Stated goal: Report the count of lines that carry the string "color", and add nothing.

Material for the task:
— START —

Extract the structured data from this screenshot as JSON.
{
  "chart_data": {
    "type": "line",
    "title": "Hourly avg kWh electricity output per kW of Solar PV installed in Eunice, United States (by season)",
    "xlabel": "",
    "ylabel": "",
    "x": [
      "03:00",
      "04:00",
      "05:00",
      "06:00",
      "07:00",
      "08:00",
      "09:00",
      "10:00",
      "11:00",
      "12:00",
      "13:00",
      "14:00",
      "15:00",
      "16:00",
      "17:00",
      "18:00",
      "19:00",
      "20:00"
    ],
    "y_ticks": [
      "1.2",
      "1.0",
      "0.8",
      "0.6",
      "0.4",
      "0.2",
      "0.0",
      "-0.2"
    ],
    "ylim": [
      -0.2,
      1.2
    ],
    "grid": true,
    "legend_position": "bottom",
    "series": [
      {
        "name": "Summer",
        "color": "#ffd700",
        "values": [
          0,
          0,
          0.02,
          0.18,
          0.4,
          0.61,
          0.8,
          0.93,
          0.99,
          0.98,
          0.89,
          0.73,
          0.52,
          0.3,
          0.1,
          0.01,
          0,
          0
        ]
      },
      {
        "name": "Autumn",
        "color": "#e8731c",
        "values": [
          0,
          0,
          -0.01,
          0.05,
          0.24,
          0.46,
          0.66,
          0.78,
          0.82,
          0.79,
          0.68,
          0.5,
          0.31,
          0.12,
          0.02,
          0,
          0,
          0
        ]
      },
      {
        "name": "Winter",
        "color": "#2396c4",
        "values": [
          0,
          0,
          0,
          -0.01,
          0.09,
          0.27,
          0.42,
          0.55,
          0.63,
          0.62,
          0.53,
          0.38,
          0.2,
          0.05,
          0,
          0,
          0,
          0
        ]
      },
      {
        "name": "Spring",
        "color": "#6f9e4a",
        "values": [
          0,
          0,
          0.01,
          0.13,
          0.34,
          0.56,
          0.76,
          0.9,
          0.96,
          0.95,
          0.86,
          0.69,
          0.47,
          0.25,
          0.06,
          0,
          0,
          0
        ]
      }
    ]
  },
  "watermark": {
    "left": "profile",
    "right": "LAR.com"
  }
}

— END —

Written response: 4